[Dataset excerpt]
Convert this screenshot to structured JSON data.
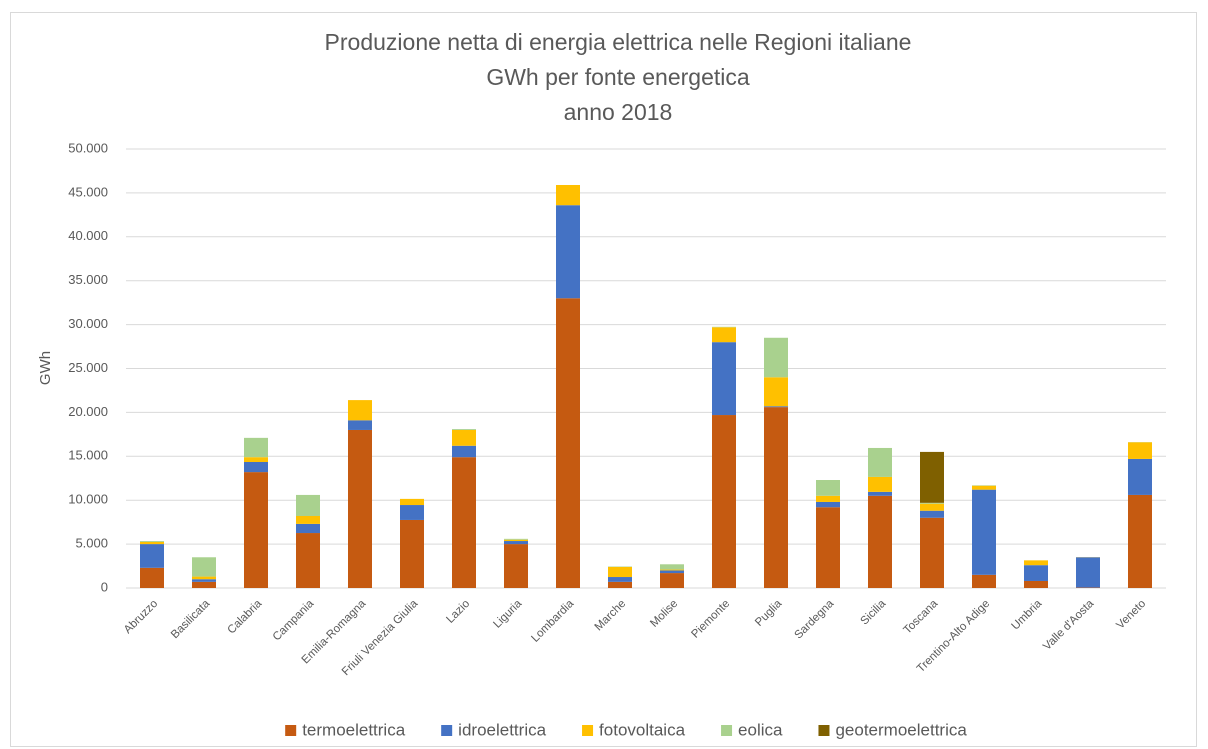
{
  "chart_data": {
    "type": "stacked_bar",
    "title": [
      "Produzione netta di energia elettrica nelle Regioni italiane",
      "GWh per fonte energetica",
      "anno 2018"
    ],
    "y_label": "GWh",
    "categories": [
      "Abruzzo",
      "Basilicata",
      "Calabria",
      "Campania",
      "Emilia-Romagna",
      "Friuli Venezia Giulia",
      "Lazio",
      "Liguria",
      "Lombardia",
      "Marche",
      "Molise",
      "Piemonte",
      "Puglia",
      "Sardegna",
      "Sicilia",
      "Toscana",
      "Trentino-Alto Adige",
      "Umbria",
      "Valle d'Aosta",
      "Veneto"
    ],
    "series": [
      {
        "name": "termoelettrica",
        "color": "#c55a11",
        "values": [
          2300,
          700,
          13200,
          6260,
          18000,
          7750,
          14900,
          5000,
          33000,
          700,
          1700,
          19700,
          20600,
          9200,
          10500,
          8000,
          1500,
          800,
          50,
          10600
        ]
      },
      {
        "name": "idroelettrica",
        "color": "#4472c4",
        "values": [
          2700,
          300,
          1150,
          1040,
          1100,
          1700,
          1300,
          350,
          10600,
          550,
          300,
          8300,
          100,
          600,
          450,
          800,
          9700,
          1800,
          3450,
          4100
        ]
      },
      {
        "name": "fotovoltaica",
        "color": "#ffc000",
        "values": [
          250,
          300,
          550,
          900,
          2300,
          700,
          1800,
          150,
          2300,
          1150,
          100,
          1700,
          3300,
          700,
          1700,
          800,
          450,
          550,
          20,
          1900
        ]
      },
      {
        "name": "eolica",
        "color": "#a9d18e",
        "values": [
          100,
          2200,
          2200,
          2400,
          0,
          0,
          100,
          100,
          0,
          50,
          600,
          50,
          4500,
          1800,
          3300,
          100,
          50,
          0,
          0,
          20
        ]
      },
      {
        "name": "geotermoelettrica",
        "color": "#7f6000",
        "values": [
          0,
          0,
          0,
          0,
          0,
          0,
          0,
          0,
          0,
          0,
          0,
          0,
          0,
          0,
          0,
          5800,
          0,
          0,
          0,
          0
        ]
      }
    ],
    "ylim": [
      0,
      50000
    ],
    "yticks": [
      0,
      {
        "value": 5000,
        "label": "5.000"
      },
      {
        "value": 10000,
        "label": "10.000"
      },
      {
        "value": 15000,
        "label": "15.000"
      },
      {
        "value": 20000,
        "label": "20.000"
      },
      {
        "value": 25000,
        "label": "25.000"
      },
      {
        "value": 30000,
        "label": "30.000"
      },
      {
        "value": 35000,
        "label": "35.000"
      },
      {
        "value": 40000,
        "label": "40.000"
      },
      {
        "value": 45000,
        "label": "45.000"
      },
      {
        "value": 50000,
        "label": "50.000"
      }
    ],
    "grid": true,
    "legend": "bottom"
  }
}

*Required task*
Transcribe the records above exactly, omitting every picture they contain.

*Solution for this exercise*
Convert this screenshot to structured JSON data.
{
  "chart_data": {
    "type": "stacked_bar",
    "title": [
      "Produzione netta di energia elettrica nelle Regioni italiane",
      "GWh per fonte energetica",
      "anno 2018"
    ],
    "y_label": "GWh",
    "categories": [
      "Abruzzo",
      "Basilicata",
      "Calabria",
      "Campania",
      "Emilia-Romagna",
      "Friuli Venezia Giulia",
      "Lazio",
      "Liguria",
      "Lombardia",
      "Marche",
      "Molise",
      "Piemonte",
      "Puglia",
      "Sardegna",
      "Sicilia",
      "Toscana",
      "Trentino-Alto Adige",
      "Umbria",
      "Valle d'Aosta",
      "Veneto"
    ],
    "series": [
      {
        "name": "termoelettrica",
        "color": "#c55a11",
        "values": [
          2300,
          700,
          13200,
          6260,
          18000,
          7750,
          14900,
          5000,
          33000,
          700,
          1700,
          19700,
          20600,
          9200,
          10500,
          8000,
          1500,
          800,
          50,
          10600
        ]
      },
      {
        "name": "idroelettrica",
        "color": "#4472c4",
        "values": [
          2700,
          300,
          1150,
          1040,
          1100,
          1700,
          1300,
          350,
          10600,
          550,
          300,
          8300,
          100,
          600,
          450,
          800,
          9700,
          1800,
          3450,
          4100
        ]
      },
      {
        "name": "fotovoltaica",
        "color": "#ffc000",
        "values": [
          250,
          300,
          550,
          900,
          2300,
          700,
          1800,
          150,
          2300,
          1150,
          100,
          1700,
          3300,
          700,
          1700,
          800,
          450,
          550,
          20,
          1900
        ]
      },
      {
        "name": "eolica",
        "color": "#a9d18e",
        "values": [
          100,
          2200,
          2200,
          2400,
          0,
          0,
          100,
          100,
          0,
          50,
          600,
          50,
          4500,
          1800,
          3300,
          100,
          50,
          0,
          0,
          20
        ]
      },
      {
        "name": "geotermoelettrica",
        "color": "#7f6000",
        "values": [
          0,
          0,
          0,
          0,
          0,
          0,
          0,
          0,
          0,
          0,
          0,
          0,
          0,
          0,
          0,
          5800,
          0,
          0,
          0,
          0
        ]
      }
    ],
    "ylim": [
      0,
      50000
    ],
    "yticks": [
      0,
      {
        "value": 5000,
        "label": "5.000"
      },
      {
        "value": 10000,
        "label": "10.000"
      },
      {
        "value": 15000,
        "label": "15.000"
      },
      {
        "value": 20000,
        "label": "20.000"
      },
      {
        "value": 25000,
        "label": "25.000"
      },
      {
        "value": 30000,
        "label": "30.000"
      },
      {
        "value": 35000,
        "label": "35.000"
      },
      {
        "value": 40000,
        "label": "40.000"
      },
      {
        "value": 45000,
        "label": "45.000"
      },
      {
        "value": 50000,
        "label": "50.000"
      }
    ],
    "grid": true,
    "legend": "bottom"
  }
}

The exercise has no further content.